GIVEN REQUEST 1
Repeat the passage of the exam forum thread below that starts at "I purposely left" and ends at "to the exam.", word for word.
• • • •
It never ceases to amaze me how some people take this so seriously and other people so casually. I mean, I can see something coming up at work or home and not having time to prep, but bringing the wrong calculator or a cell phone? I obsessed over this darn thing (probably why I'm reading and posting two years after passing). After the EIT, I sure as heck didn't want to take this twice. My coworker came out talking about how it was "cake." I thought I failed. I passed by the skin of my teeth and he was taking it the next time (when he got serious and passed).


----------



## ALBin517 (Apr 23, 2007)

kevo_55 said:


> Also, a girl I work with was taking the PE Civil exam. I believe that she was kicked out for having a cell phone. I'm not sure what actually happened. (She's currently on "vacation.") She was sitting in the middle of the room.



We had a guy come back from lunch with a cell phone. I reserved judgement at the time.

But then the same guy was ready to leave the exam about five minutes early. So he gathered his stuff and started walking up, despite the "nobody leaves in the last fifteen minutes" rule (which had been stated at least three times by then). The proctors shooed him back to his table, then gathered together and shook their heads.


----------



## Ritchie503 (Apr 23, 2007)

I totally forgot to mention that there was a high school volleyball tournament going on in the Minneapolis Convention Center on PE Exam day, it was crazy on the main level in there. When I saw that the line to get into the parking ramp was 2 blocks long I knew something was going on!!

Kevo, I guess we were on the same side then, I was the first person on the left, three rows back. (Kind of nice having absolutely nobody to my left). I felt bad for the ones with the wrong exam, I understand it happens but it should have been handled differently.

I purposely left my cell phone in the truck, wasn’t making that mistake. I don’t know if the people who raised their hand had calculators taken away or if they just wanted to verify that theirs was okay; I was too far away to know. It would suck having your calculator taken away, I guess if I couldn’t acquire a new on at lunch I wouldn’t bother coming back for the afternoon. But then I knew which were approved and brought two approved calculators to the exam.

Good Luck to you too Kevo and to everyone else!


----------



## Timmy! (Apr 23, 2007)
• • • •
GIVEN REQUEST 2
Convert the rows below into a JSON list of strings, one string per line and no blank lines. Start with the first row and end with the line containing "horizontal-scrollbar[interactable]: ‹ ›", including both.
• • • •
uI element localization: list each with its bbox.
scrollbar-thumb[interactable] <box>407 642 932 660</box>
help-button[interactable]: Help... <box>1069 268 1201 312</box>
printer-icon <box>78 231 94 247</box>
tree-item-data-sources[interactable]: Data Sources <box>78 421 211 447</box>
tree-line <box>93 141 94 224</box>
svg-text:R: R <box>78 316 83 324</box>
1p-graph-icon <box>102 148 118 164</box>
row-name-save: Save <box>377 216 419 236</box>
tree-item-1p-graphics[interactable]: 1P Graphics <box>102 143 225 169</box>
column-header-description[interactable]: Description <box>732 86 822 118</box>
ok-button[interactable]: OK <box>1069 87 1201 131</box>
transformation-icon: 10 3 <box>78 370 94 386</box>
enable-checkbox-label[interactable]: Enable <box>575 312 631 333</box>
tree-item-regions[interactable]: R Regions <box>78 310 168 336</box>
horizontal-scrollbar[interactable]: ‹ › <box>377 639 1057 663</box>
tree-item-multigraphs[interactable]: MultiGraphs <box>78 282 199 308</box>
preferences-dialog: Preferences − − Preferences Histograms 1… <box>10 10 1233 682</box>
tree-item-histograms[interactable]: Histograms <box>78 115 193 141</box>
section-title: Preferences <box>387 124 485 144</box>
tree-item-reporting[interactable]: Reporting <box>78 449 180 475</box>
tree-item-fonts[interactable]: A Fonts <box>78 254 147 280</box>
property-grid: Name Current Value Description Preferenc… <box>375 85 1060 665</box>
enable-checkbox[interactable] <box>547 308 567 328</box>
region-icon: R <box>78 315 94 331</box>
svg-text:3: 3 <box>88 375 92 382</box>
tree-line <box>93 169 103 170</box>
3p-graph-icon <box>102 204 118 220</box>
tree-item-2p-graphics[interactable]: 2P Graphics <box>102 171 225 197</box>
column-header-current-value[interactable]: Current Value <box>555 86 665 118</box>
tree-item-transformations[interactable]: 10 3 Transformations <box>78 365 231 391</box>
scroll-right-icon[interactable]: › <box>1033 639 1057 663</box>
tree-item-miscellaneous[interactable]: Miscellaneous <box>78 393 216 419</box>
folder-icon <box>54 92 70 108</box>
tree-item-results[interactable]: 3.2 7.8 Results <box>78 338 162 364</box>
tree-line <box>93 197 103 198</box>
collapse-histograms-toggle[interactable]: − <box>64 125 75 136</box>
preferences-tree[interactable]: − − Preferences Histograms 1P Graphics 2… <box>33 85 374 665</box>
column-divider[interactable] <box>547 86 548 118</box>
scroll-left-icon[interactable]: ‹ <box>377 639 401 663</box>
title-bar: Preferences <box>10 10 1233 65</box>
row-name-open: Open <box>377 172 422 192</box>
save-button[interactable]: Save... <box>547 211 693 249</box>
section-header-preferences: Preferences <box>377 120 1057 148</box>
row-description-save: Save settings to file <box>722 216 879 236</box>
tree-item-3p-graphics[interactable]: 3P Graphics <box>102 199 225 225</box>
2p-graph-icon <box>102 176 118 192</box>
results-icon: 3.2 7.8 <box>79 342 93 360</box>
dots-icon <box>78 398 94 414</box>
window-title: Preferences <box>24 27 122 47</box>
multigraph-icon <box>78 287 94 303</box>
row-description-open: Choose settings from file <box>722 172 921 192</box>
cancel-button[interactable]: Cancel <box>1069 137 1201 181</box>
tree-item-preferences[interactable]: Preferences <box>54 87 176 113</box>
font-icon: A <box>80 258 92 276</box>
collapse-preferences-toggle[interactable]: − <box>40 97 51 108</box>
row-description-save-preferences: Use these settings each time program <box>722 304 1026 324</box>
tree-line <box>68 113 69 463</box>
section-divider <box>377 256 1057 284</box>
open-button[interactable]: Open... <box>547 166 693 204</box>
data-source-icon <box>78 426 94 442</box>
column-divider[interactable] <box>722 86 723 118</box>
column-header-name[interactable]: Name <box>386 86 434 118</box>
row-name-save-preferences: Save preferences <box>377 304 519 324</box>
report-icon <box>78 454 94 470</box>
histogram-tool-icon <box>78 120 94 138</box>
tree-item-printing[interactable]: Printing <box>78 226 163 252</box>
• • • •
ANSWER 1
I purposely left my cell phone in the truck, wasn’t making that mistake. I don’t know if the people who raised their hand had calculators taken away or if they just wanted to verify that theirs was okay; I was too far away to know. It would suck having your calculator taken away, I guess if I couldn’t acquire a new on at lunch I wouldn’t bother coming back for the afternoon. But then I knew which were approved and brought two approved calculators to the exam.

ANSWER 2
[
  "uI element localization: list each with its bbox.",
  "scrollbar-thumb[interactable] <box>407 642 932 660</box>",
  "help-button[interactable]: Help... <box>1069 268 1201 312</box>",
  "printer-icon <box>78 231 94 247</box>",
  "tree-item-data-sources[interactable]: Data Sources <box>78 421 211 447</box>",
  "tree-line <box>93 141 94 224</box>",
  "svg-text:R: R <box>78 316 83 324</box>",
  "1p-graph-icon <box>102 148 118 164</box>",
  "row-name-save: Save <box>377 216 419 236</box>",
  "tree-item-1p-graphics[interactable]: 1P Graphics <box>102 143 225 169</box>",
  "column-header-description[interactable]: Description <box>732 86 822 118</box>",
  "ok-button[interactable]: OK <box>1069 87 1201 131</box>",
  "transformation-icon: 10 3 <box>78 370 94 386</box>",
  "enable-checkbox-label[interactable]: Enable <box>575 312 631 333</box>",
  "tree-item-regions[interactable]: R Regions <box>78 310 168 336</box>",
  "horizontal-scrollbar[interactable]: ‹ › <box>377 639 1057 663</box>"
]